→ GIVEN PROBLEM: Please give the count of lines holding the string "name" and nothing besides.

----------

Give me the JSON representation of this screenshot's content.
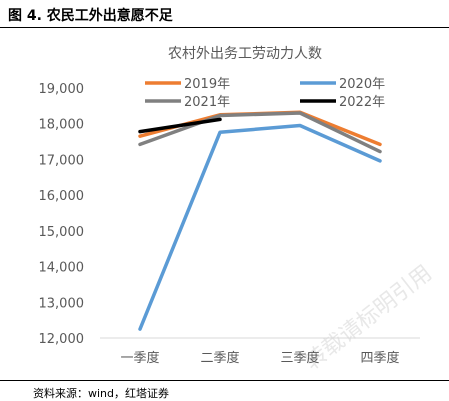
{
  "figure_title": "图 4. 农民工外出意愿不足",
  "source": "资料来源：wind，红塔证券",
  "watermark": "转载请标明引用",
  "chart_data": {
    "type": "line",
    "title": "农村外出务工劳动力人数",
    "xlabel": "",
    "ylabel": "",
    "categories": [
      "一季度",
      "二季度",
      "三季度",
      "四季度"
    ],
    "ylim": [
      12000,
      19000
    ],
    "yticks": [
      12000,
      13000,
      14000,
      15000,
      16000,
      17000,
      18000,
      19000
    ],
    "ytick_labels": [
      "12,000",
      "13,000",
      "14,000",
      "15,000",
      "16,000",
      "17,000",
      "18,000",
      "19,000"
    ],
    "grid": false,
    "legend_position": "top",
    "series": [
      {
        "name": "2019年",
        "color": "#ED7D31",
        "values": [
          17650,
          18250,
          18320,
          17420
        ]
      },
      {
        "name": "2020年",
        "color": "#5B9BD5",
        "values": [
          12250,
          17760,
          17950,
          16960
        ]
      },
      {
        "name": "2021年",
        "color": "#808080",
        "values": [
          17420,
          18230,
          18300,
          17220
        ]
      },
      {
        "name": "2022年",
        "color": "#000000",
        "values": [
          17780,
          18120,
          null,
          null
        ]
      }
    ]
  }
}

----------

→ TASK OUTPUT: 4